--- EXERCÍCIO PROPOSTO ---
Selecione e copie cada linha das entradas que contenha a palavra "chart". A comparação deve diferenciar maiúsculas de minúsculas.

┄┄┄┄┄┄

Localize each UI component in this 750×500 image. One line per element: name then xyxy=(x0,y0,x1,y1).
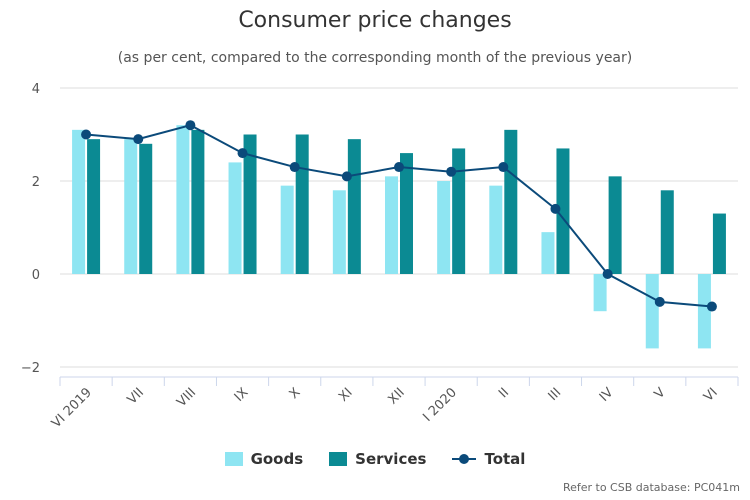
legend-swatch-services xyxy=(329,452,348,466)
bar-services xyxy=(660,190,674,274)
point-total xyxy=(550,203,561,214)
source-credit[interactable]: Refer to CSB database: PC041m xyxy=(562,481,740,494)
bar-goods xyxy=(280,185,294,274)
bar-goods xyxy=(437,181,451,274)
bar-services xyxy=(243,134,257,274)
point-total xyxy=(133,134,144,145)
bar-services xyxy=(608,176,622,274)
x-tick-label: VI xyxy=(701,385,721,405)
bar-goods xyxy=(489,185,503,274)
point-total xyxy=(185,120,196,131)
x-tick-label: IX xyxy=(232,385,252,405)
bar-services xyxy=(295,134,309,274)
bar-services xyxy=(400,153,413,274)
bar-goods xyxy=(228,162,242,274)
legend-item-goods[interactable]: Goods xyxy=(224,450,304,468)
point-total xyxy=(81,129,92,140)
legend-item-services[interactable]: Services xyxy=(329,450,426,468)
point-total xyxy=(602,269,613,279)
legend-swatch-goods xyxy=(224,452,243,466)
chart-subtitle: (as per cent, compared to the correspond… xyxy=(117,50,633,66)
bar-goods xyxy=(72,129,86,274)
bar-goods xyxy=(541,232,555,274)
bar-services xyxy=(556,148,570,274)
x-tick-label: VI 2019 xyxy=(49,385,95,431)
legend-label-total: Total xyxy=(484,450,526,468)
bar-goods xyxy=(332,190,346,274)
x-tick-label: III xyxy=(546,385,565,404)
legend-item-total[interactable]: Total xyxy=(452,450,525,468)
bar-services xyxy=(347,139,361,274)
bar-services xyxy=(712,213,726,274)
point-total xyxy=(394,162,404,173)
legend-label-services: Services xyxy=(355,450,427,468)
x-tick-label: V xyxy=(652,385,669,402)
chart-plot: 420−2 VI 2019 VII VIII IX X XI XII I 2020 II III I… xyxy=(21,82,739,431)
x-tick-label: XI xyxy=(336,385,356,405)
x-tick-label: I 2020 xyxy=(420,385,460,425)
point-total xyxy=(654,296,665,307)
bar-goods xyxy=(593,274,607,312)
x-tick-label: XII xyxy=(385,385,407,407)
bar-goods xyxy=(124,139,138,274)
point-total xyxy=(289,162,300,173)
chart-title: Consumer price changes xyxy=(238,8,512,33)
chart-legend: Goods Services Total xyxy=(0,450,750,468)
bar-services xyxy=(87,139,101,274)
point-total xyxy=(706,301,717,312)
x-tick-label: II xyxy=(496,385,512,401)
bar-goods xyxy=(645,274,659,349)
point-total xyxy=(237,148,248,159)
bar-goods xyxy=(697,274,711,349)
x-tick-label: VII xyxy=(125,385,147,407)
point-total xyxy=(498,162,509,173)
point-total xyxy=(446,166,457,177)
point-total xyxy=(341,171,352,182)
y-tick-label: 4 xyxy=(32,82,40,97)
bar-services xyxy=(452,148,466,274)
bar-services xyxy=(139,143,153,274)
y-tick-label: −2 xyxy=(21,361,40,376)
y-tick-label: 0 xyxy=(32,268,40,283)
x-tick-label: X xyxy=(287,385,304,402)
x-tick-label: IV xyxy=(597,385,617,405)
legend-label-goods: Goods xyxy=(250,450,304,468)
bar-services xyxy=(191,129,205,274)
bar-services xyxy=(504,129,518,274)
y-tick-label: 2 xyxy=(32,175,40,190)
x-tick-label: VIII xyxy=(174,385,199,410)
legend-line-marker-icon xyxy=(452,452,477,466)
bar-goods xyxy=(385,176,398,274)
bar-goods xyxy=(176,125,190,274)
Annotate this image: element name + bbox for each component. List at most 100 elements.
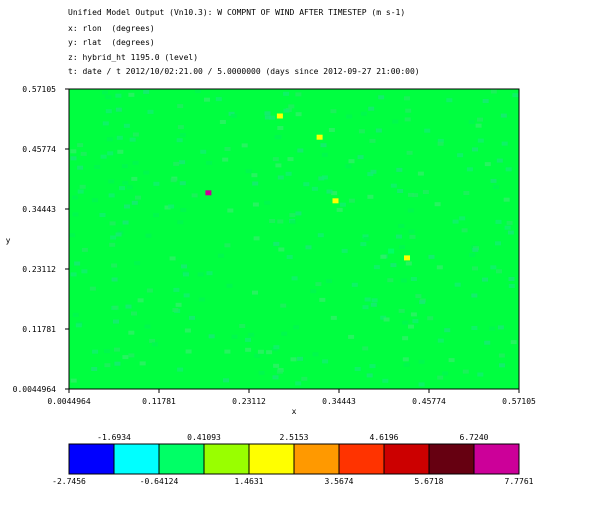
heatmap-cell	[364, 297, 371, 302]
heatmap-cell	[278, 247, 285, 252]
heatmap-cell	[272, 375, 279, 380]
heatmap-cell	[375, 128, 382, 133]
heatmap-cell	[103, 349, 110, 354]
heatmap-hotspot-1	[404, 255, 410, 261]
heatmap-cell	[111, 277, 118, 282]
heatmap-cell	[293, 325, 300, 330]
heatmap-cell	[400, 278, 407, 283]
x-tick-label: 0.34443	[322, 397, 356, 406]
heatmap-cell	[70, 149, 77, 154]
colorbar-upper-label: 2.5153	[280, 433, 309, 442]
x-tick-label: 0.0044964	[47, 397, 91, 406]
heatmap-cell	[362, 305, 369, 310]
heatmap-cell	[295, 211, 302, 216]
heatmap-cell	[170, 178, 177, 183]
heatmap-cell	[366, 373, 373, 378]
heatmap-cell	[396, 167, 403, 172]
heatmap-cell	[437, 141, 444, 146]
heatmap-cell	[253, 236, 260, 241]
heatmap-cell	[495, 241, 501, 246]
y-tick-label: 0.57105	[22, 85, 56, 94]
heatmap-cell	[489, 326, 495, 331]
heatmap-cell	[367, 172, 374, 177]
y-tick-label: 0.45774	[22, 145, 56, 154]
heatmap-field	[69, 89, 519, 389]
x-tick-label: 0.57105	[502, 397, 536, 406]
heatmap-cell	[382, 378, 389, 383]
heatmap-cell	[315, 282, 322, 287]
heatmap-cell	[128, 92, 135, 97]
heatmap-cell	[80, 151, 87, 156]
heatmap-cell	[305, 245, 312, 250]
colorbar-upper-label: 4.6196	[370, 433, 399, 442]
heatmap-cell	[501, 141, 508, 146]
heatmap-cell	[357, 155, 364, 160]
heatmap-cell	[469, 253, 476, 257]
heatmap-cell	[175, 302, 182, 307]
heatmap-cell	[70, 272, 77, 277]
heatmap-cell	[310, 289, 317, 294]
heatmap-cell	[134, 261, 141, 266]
heatmap-cell	[109, 242, 116, 247]
heatmap-cell	[92, 349, 99, 354]
heatmap-cell	[248, 332, 255, 337]
heatmap-cell	[360, 111, 367, 116]
heatmap-cell	[490, 178, 497, 183]
heatmap-cell	[463, 191, 470, 195]
heatmap-cell	[228, 111, 235, 116]
heatmap-cell	[434, 202, 441, 207]
heatmap-cell	[177, 125, 184, 130]
heatmap-cell	[287, 157, 294, 162]
colorbar-upper-label: 6.7240	[460, 433, 489, 442]
heatmap-cell	[291, 276, 298, 281]
heatmap-cell	[405, 261, 412, 266]
heatmap-cell	[177, 367, 184, 372]
heatmap-cell	[484, 340, 491, 345]
heatmap-cell	[102, 121, 109, 126]
colorbar-segment-2	[158, 443, 205, 475]
heatmap-cell	[446, 98, 453, 103]
heatmap-cell	[123, 123, 130, 128]
heatmap-cell	[490, 89, 497, 94]
heatmap-cell	[107, 151, 114, 156]
heatmap-cell	[131, 311, 137, 316]
heatmap-cell	[390, 183, 397, 188]
heatmap-cell	[77, 143, 84, 148]
colorbar-lower-label: 1.4631	[235, 477, 264, 486]
heatmap-cell	[410, 312, 417, 317]
heatmap-cell	[408, 324, 414, 329]
heatmap-cell	[380, 315, 387, 320]
heatmap-cell	[266, 350, 273, 355]
heatmap-cell	[115, 93, 122, 98]
heatmap-cell	[241, 143, 248, 148]
colorbar-lower-label: 7.7761	[505, 477, 534, 486]
heatmap-cell	[363, 237, 370, 241]
colorbar-segment-0	[68, 443, 115, 475]
heatmap-cell	[143, 89, 150, 94]
heatmap-cell	[197, 272, 204, 277]
heatmap-cell	[106, 137, 113, 142]
heatmap-cell	[404, 117, 411, 122]
heatmap-cell	[503, 197, 510, 202]
heatmap-cell	[468, 120, 475, 124]
heatmap-texture	[69, 89, 519, 387]
heatmap-cell	[164, 205, 171, 210]
heatmap-cell	[417, 171, 424, 176]
heatmap-cell	[471, 326, 478, 330]
heatmap-cell	[454, 282, 461, 287]
heatmap-cell	[258, 370, 265, 375]
heatmap-cell	[245, 337, 251, 342]
heatmap-cell	[424, 128, 431, 133]
heatmap-cell	[378, 95, 385, 100]
heatmap-cell	[72, 212, 79, 217]
colorbar-segment-4	[248, 443, 295, 475]
y-tick-label: 0.11781	[22, 325, 56, 334]
heatmap-cell	[275, 163, 282, 168]
heatmap-cell	[362, 346, 369, 351]
heatmap-cell	[490, 265, 497, 270]
heatmap-cell	[264, 115, 271, 120]
heatmap-cell	[477, 117, 483, 122]
heatmap-cell	[206, 271, 213, 276]
heatmap-cell	[173, 161, 180, 166]
heatmap-cell	[72, 312, 79, 317]
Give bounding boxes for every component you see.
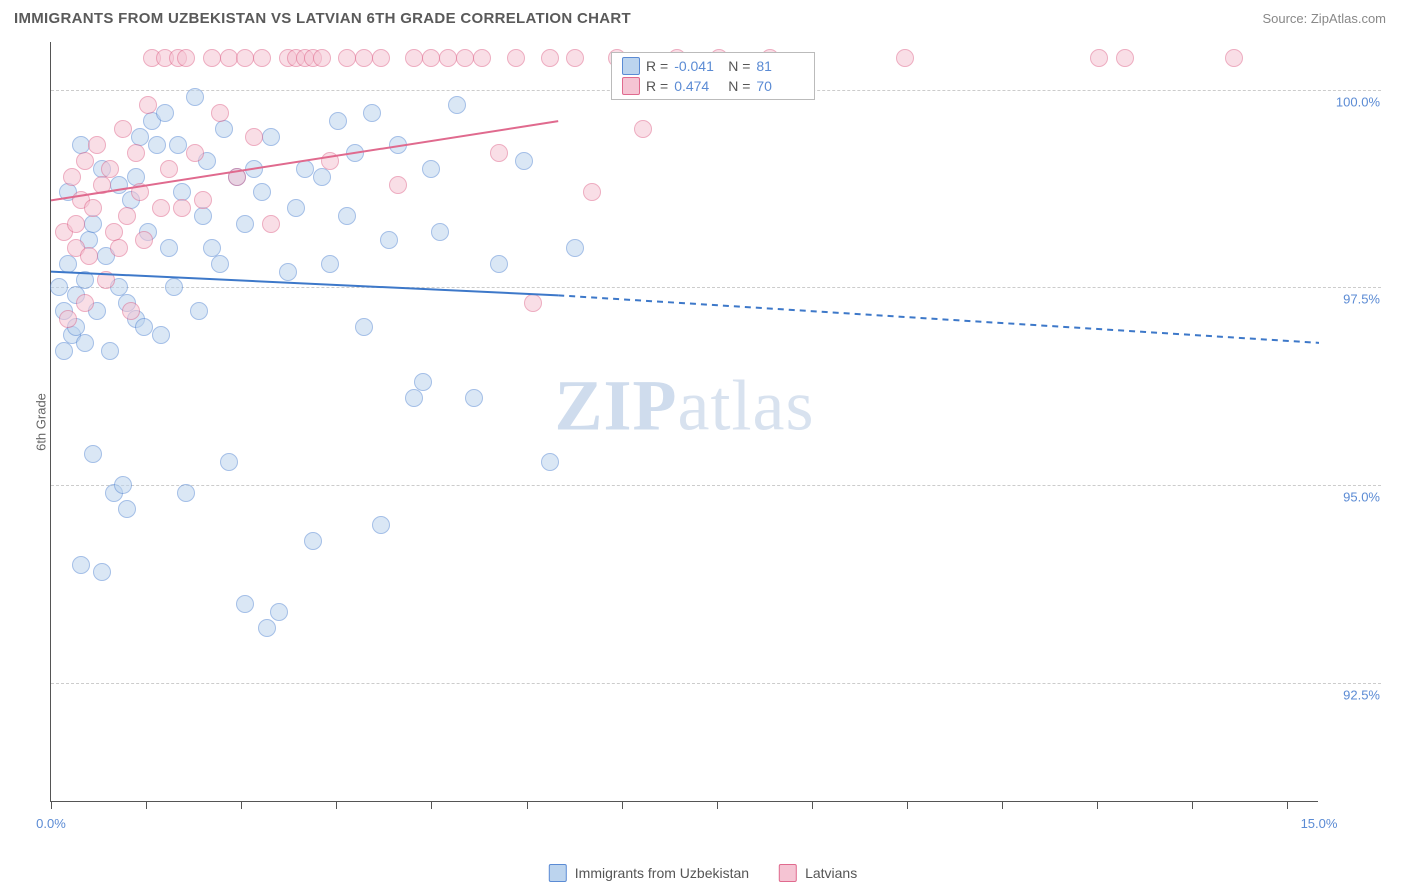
x-tick [431,801,432,809]
chart-area: 6th Grade ZIPatlas 92.5%95.0%97.5%100.0%… [50,42,1380,802]
x-tick [717,801,718,809]
legend-label: Latvians [805,865,857,881]
x-tick-label-max: 15.0% [1301,816,1338,831]
stats-r-value: 0.474 [674,78,722,94]
legend-label: Immigrants from Uzbekistan [575,865,749,881]
x-tick [336,801,337,809]
stats-r-value: -0.041 [674,58,722,74]
x-tick [1097,801,1098,809]
x-tick [527,801,528,809]
scatter-plot: ZIPatlas 92.5%95.0%97.5%100.0%0.0%15.0%R… [50,42,1318,802]
x-tick [1287,801,1288,809]
legend-swatch [779,864,797,882]
legend-item: Immigrants from Uzbekistan [549,864,749,882]
stats-r-label: R = [646,78,668,94]
legend-swatch [622,57,640,75]
y-tick-label: 95.0% [1325,490,1380,505]
stats-n-label: N = [728,78,750,94]
stats-n-label: N = [728,58,750,74]
legend-swatch [622,77,640,95]
y-tick-label: 97.5% [1325,292,1380,307]
y-tick-label: 92.5% [1325,688,1380,703]
x-tick [241,801,242,809]
stats-n-value: 70 [756,78,804,94]
stats-row: R = -0.041 N = 81 [622,57,804,75]
x-tick [1192,801,1193,809]
chart-title: IMMIGRANTS FROM UZBEKISTAN VS LATVIAN 6T… [14,10,631,27]
x-tick-label-min: 0.0% [36,816,66,831]
x-tick [907,801,908,809]
chart-source: Source: ZipAtlas.com [1262,11,1386,26]
stats-r-label: R = [646,58,668,74]
y-tick-label: 100.0% [1325,94,1380,109]
y-axis-label: 6th Grade [33,393,48,451]
legend-item: Latvians [779,864,857,882]
chart-header: IMMIGRANTS FROM UZBEKISTAN VS LATVIAN 6T… [0,0,1406,35]
x-tick [146,801,147,809]
bottom-legend: Immigrants from Uzbekistan Latvians [549,864,857,882]
stats-box: R = -0.041 N = 81 R = 0.474 N = 70 [611,52,815,100]
trend-lines [51,42,1319,802]
x-tick [51,801,52,809]
legend-swatch [549,864,567,882]
stats-row: R = 0.474 N = 70 [622,77,804,95]
stats-n-value: 81 [756,58,804,74]
x-tick [1002,801,1003,809]
x-tick [812,801,813,809]
x-tick [622,801,623,809]
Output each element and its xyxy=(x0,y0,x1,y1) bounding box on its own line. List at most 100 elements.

┄┄┄┄┄┄

--- RESPOSTA COMPLETA ---
chart-subtitle: (as per cent, compared to the correspond… xyxy=(117,50,633,66)
chart-plot: 420−2 VI 2019 VII VIII IX X XI XII I 2020 II III I… xyxy=(21,82,739,431)
chart-title: Consumer price changes xyxy=(238,8,512,33)
chart-legend: Goods Services Total xyxy=(0,450,750,468)
chart-area: 6th Grade ZIPatlas 92.5%95.0%97.5%100.0%… [50,42,1380,802]
chart-title: IMMIGRANTS FROM UZBEKISTAN VS LATVIAN 6T… [14,10,631,27]
chart-source: Source: ZipAtlas.com [1262,11,1386,26]
chart-header: IMMIGRANTS FROM UZBEKISTAN VS LATVIAN 6T… [0,0,1406,35]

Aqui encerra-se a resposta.